> Exercise objective: For the data below, give the number of lines in which "beekeeping" occurs. Include nothing besides that number.

:: Data for processing ::

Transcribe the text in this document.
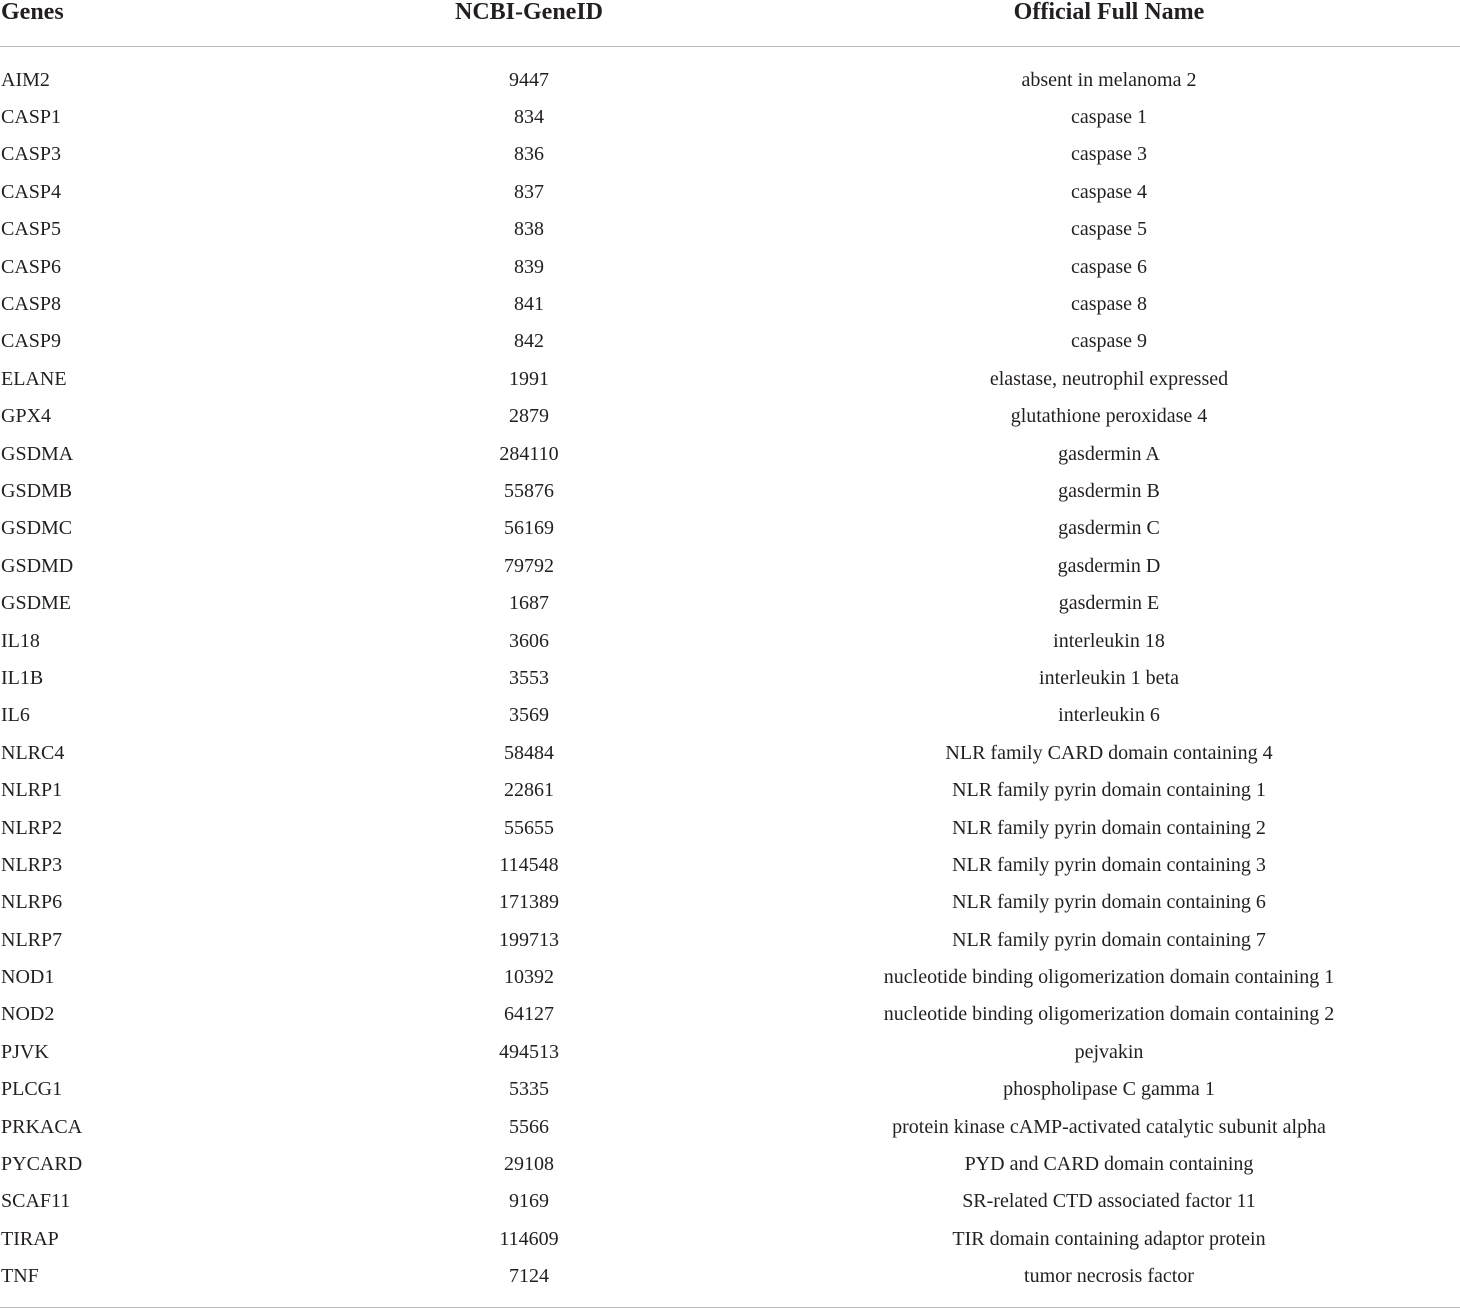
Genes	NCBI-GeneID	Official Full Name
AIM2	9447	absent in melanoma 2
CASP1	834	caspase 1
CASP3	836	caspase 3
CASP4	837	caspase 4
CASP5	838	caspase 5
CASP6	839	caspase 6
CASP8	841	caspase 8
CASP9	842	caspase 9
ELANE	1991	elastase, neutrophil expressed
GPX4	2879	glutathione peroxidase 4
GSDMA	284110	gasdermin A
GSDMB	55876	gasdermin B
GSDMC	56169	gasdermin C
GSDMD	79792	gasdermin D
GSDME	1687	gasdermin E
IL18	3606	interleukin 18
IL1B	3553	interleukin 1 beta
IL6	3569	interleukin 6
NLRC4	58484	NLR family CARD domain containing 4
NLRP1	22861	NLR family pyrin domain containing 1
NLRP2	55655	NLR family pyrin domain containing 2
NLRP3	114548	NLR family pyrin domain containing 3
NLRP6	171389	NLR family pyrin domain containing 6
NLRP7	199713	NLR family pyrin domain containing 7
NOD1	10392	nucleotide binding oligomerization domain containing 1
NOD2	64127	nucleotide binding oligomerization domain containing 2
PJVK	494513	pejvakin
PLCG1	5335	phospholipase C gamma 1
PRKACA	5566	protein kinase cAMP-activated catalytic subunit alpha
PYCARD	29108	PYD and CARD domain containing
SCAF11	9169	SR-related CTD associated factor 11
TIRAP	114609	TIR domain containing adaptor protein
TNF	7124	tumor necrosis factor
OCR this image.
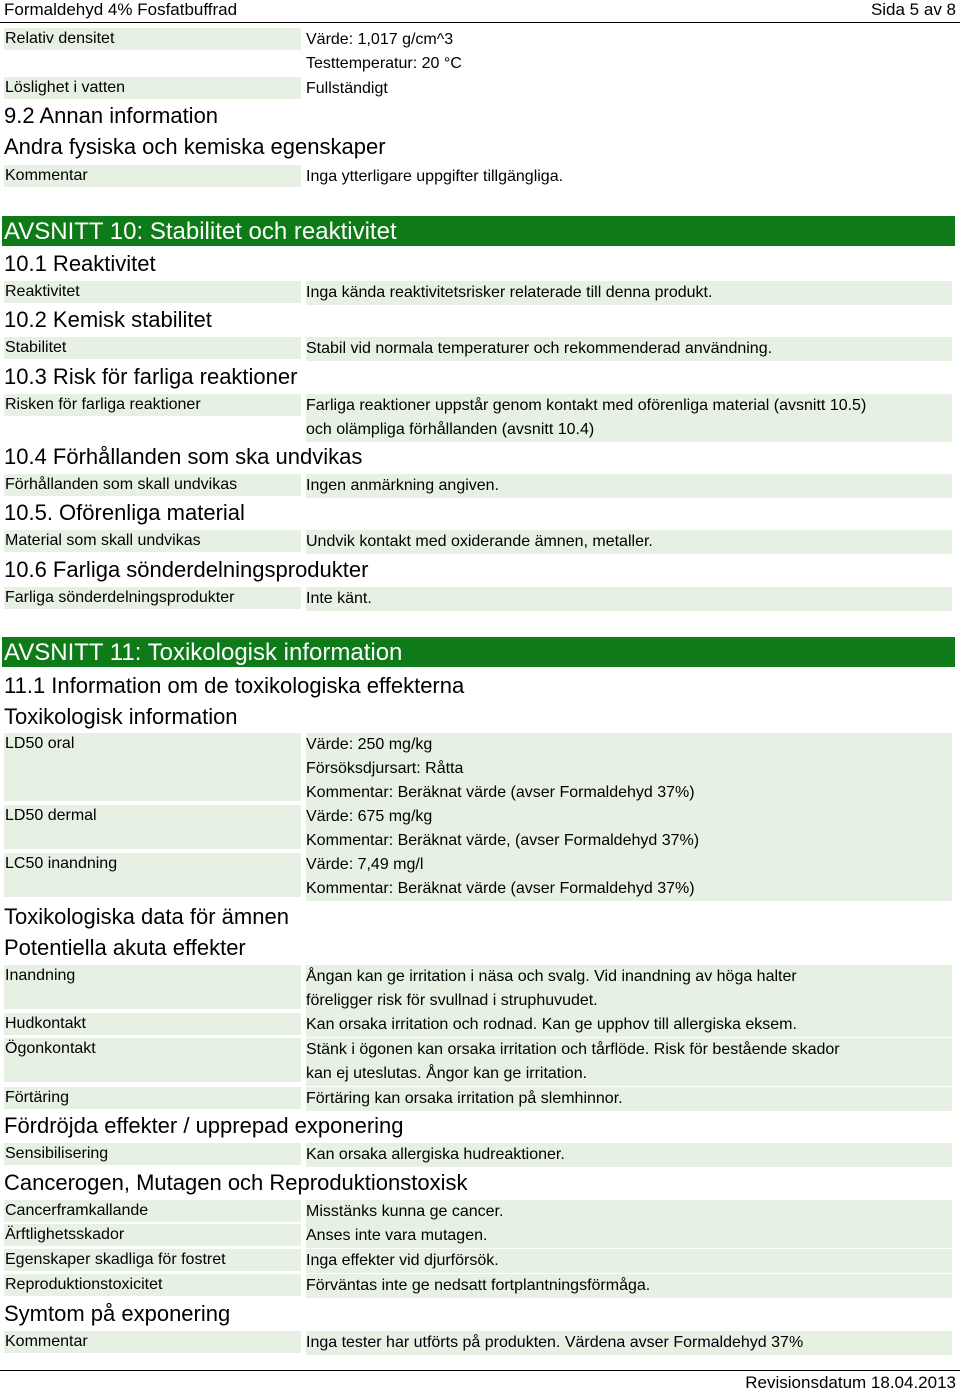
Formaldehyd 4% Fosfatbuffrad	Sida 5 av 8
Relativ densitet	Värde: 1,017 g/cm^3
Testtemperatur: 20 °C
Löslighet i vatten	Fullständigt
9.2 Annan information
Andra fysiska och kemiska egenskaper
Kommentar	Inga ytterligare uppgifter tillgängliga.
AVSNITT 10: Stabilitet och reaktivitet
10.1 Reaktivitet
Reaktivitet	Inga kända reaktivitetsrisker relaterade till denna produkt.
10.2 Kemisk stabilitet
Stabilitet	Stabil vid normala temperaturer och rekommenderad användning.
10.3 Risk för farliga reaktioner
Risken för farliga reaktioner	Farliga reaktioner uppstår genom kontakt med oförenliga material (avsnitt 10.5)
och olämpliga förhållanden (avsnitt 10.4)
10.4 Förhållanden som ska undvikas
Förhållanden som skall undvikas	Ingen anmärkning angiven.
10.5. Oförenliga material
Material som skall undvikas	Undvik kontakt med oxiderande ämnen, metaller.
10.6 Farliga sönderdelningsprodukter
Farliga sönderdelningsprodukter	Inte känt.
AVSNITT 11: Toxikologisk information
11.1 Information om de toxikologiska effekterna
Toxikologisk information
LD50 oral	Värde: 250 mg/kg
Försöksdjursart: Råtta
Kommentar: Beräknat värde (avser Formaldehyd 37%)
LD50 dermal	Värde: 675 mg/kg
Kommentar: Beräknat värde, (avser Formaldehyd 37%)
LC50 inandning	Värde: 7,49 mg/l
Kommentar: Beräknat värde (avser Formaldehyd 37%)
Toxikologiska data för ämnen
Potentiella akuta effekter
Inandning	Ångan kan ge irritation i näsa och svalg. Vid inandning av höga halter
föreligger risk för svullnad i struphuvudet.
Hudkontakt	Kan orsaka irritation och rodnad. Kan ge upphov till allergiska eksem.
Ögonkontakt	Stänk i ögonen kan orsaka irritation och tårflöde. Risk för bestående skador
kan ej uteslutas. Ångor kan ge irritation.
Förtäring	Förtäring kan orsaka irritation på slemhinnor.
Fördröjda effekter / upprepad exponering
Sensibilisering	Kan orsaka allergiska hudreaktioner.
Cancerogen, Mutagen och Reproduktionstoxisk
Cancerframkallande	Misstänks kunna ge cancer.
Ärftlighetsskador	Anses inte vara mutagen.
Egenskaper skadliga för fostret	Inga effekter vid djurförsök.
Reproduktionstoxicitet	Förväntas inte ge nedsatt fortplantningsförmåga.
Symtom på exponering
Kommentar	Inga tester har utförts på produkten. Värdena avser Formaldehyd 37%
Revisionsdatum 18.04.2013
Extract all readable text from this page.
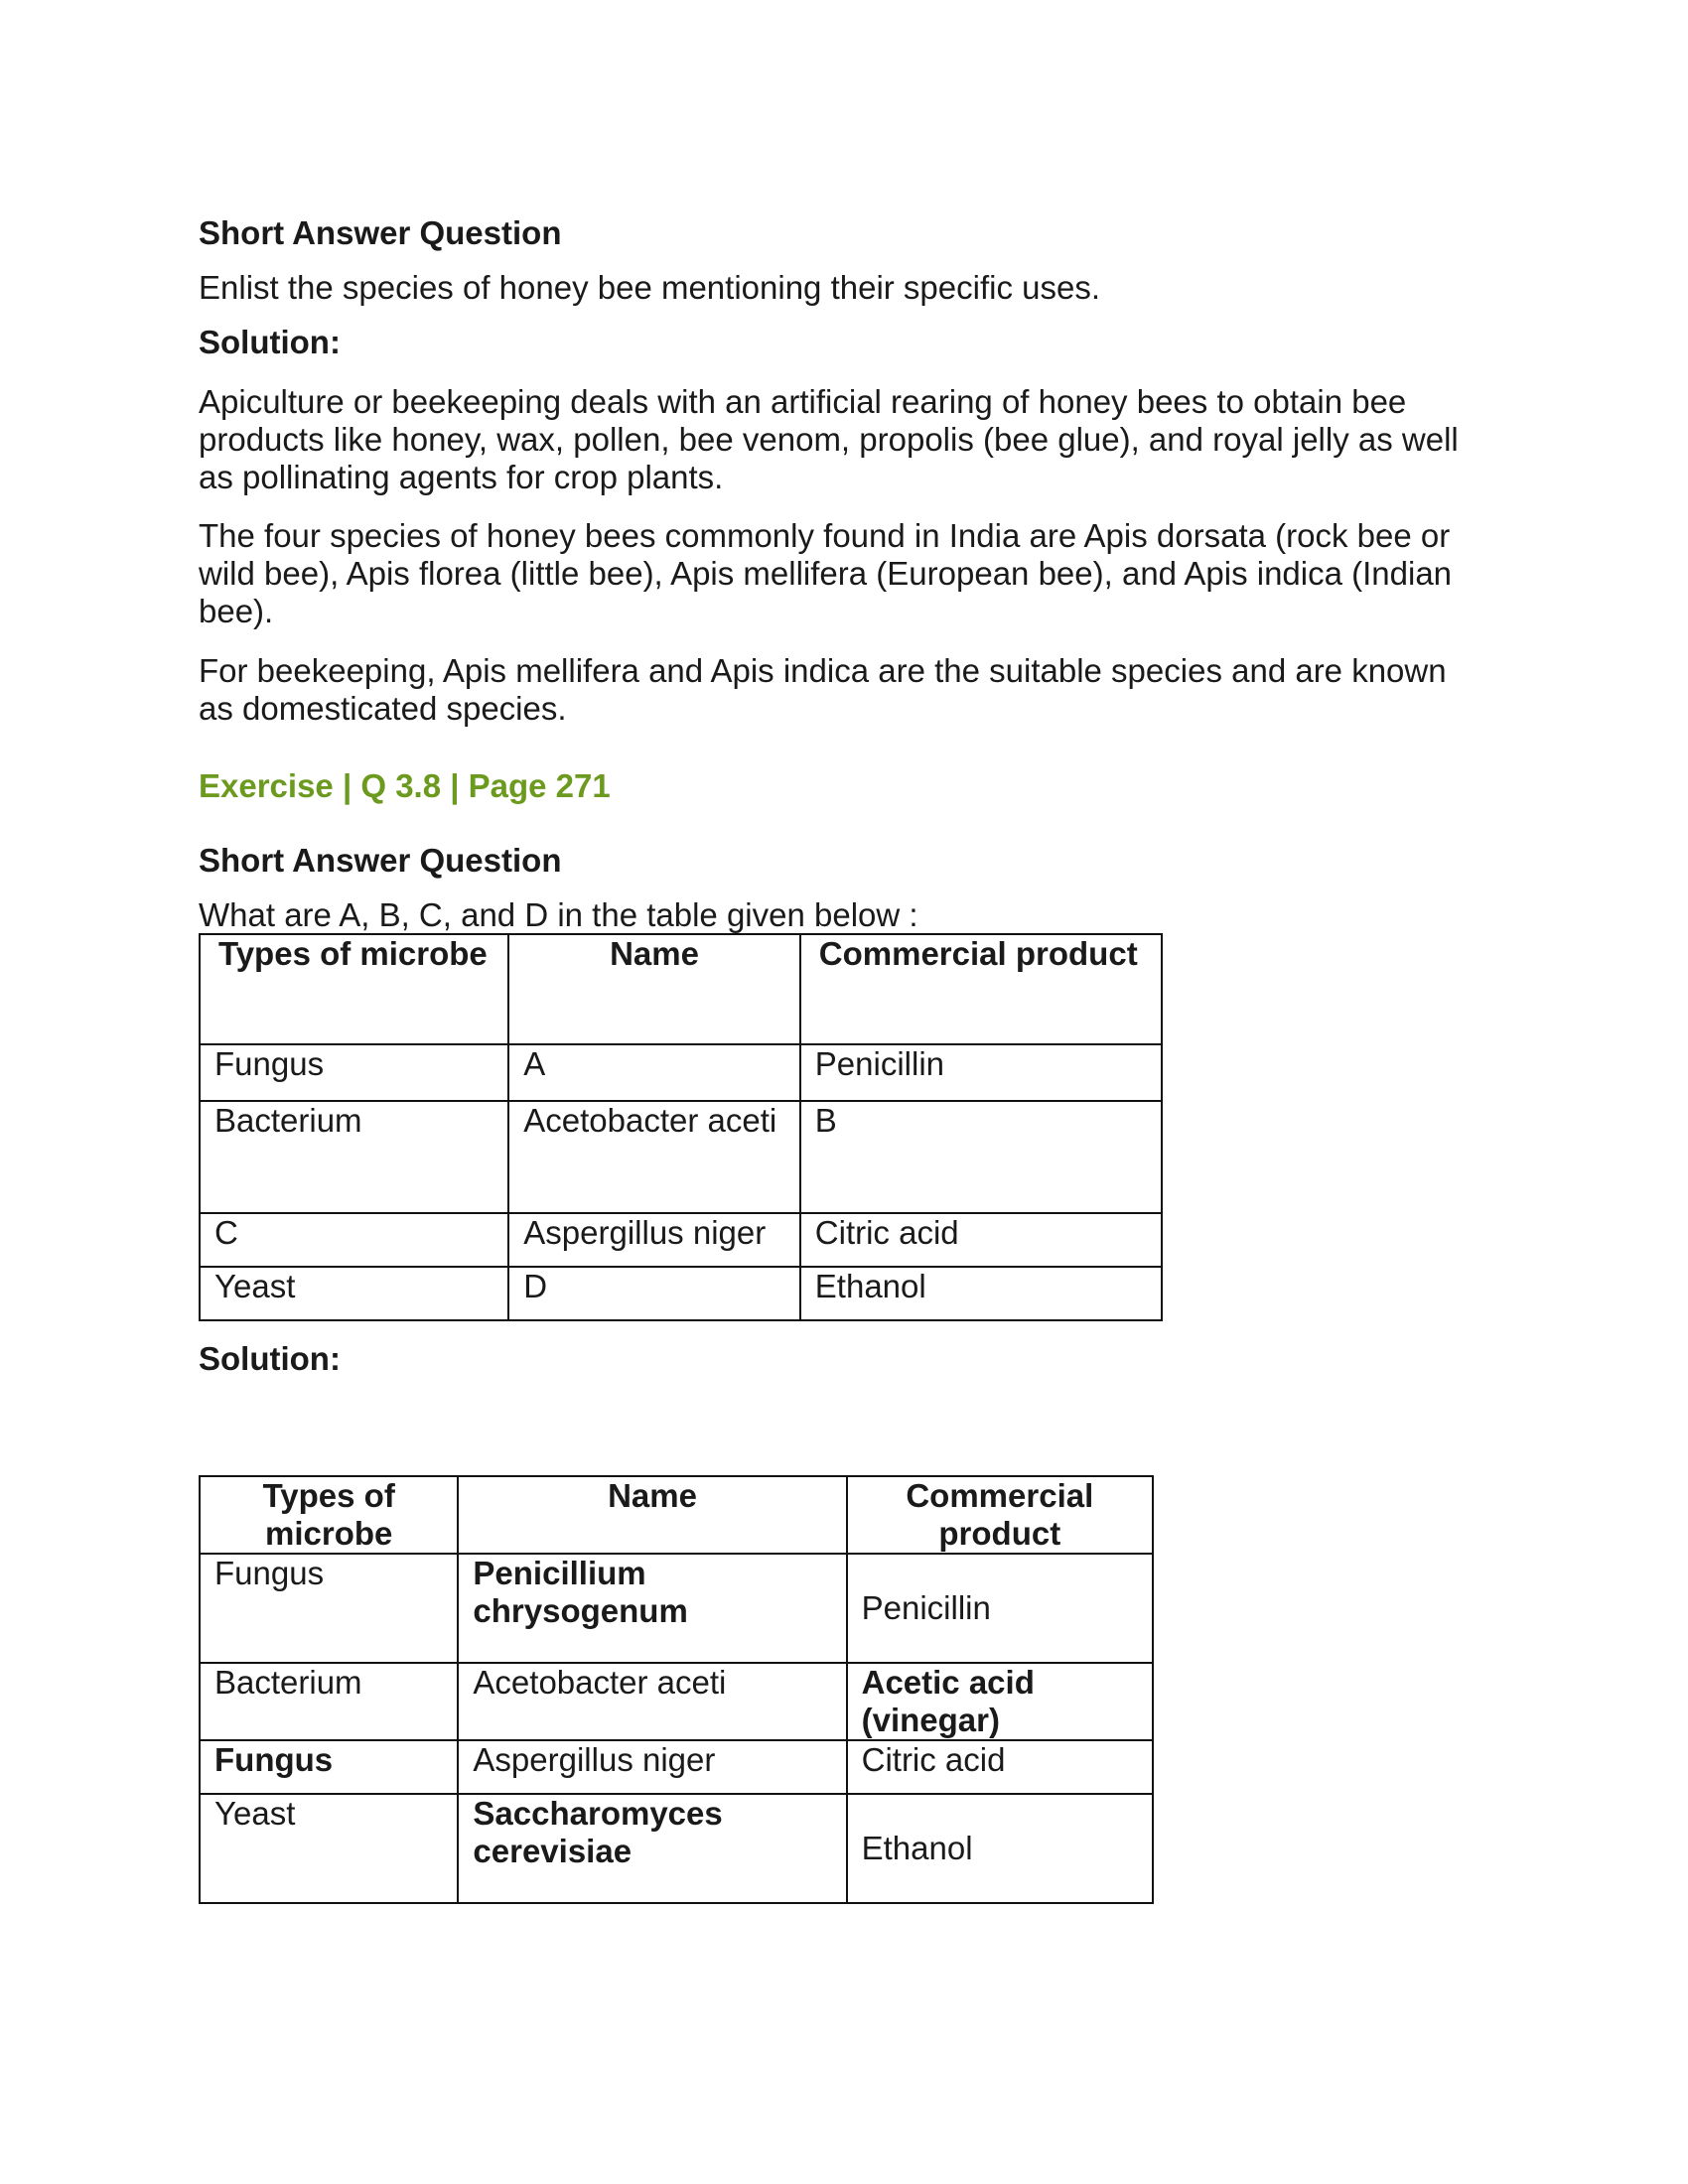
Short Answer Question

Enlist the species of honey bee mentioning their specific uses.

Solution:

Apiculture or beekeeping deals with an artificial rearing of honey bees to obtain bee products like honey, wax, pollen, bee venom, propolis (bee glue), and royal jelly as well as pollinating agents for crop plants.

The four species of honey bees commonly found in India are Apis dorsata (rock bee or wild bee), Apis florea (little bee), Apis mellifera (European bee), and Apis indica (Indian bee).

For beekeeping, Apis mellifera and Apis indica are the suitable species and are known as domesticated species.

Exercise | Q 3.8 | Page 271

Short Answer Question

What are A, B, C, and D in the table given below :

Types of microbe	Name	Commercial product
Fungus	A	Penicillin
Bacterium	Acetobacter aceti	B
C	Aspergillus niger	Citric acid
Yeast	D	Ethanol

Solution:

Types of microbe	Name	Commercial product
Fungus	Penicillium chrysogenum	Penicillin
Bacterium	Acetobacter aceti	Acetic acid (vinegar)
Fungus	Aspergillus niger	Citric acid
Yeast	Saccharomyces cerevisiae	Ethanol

:::

> Your solution: 2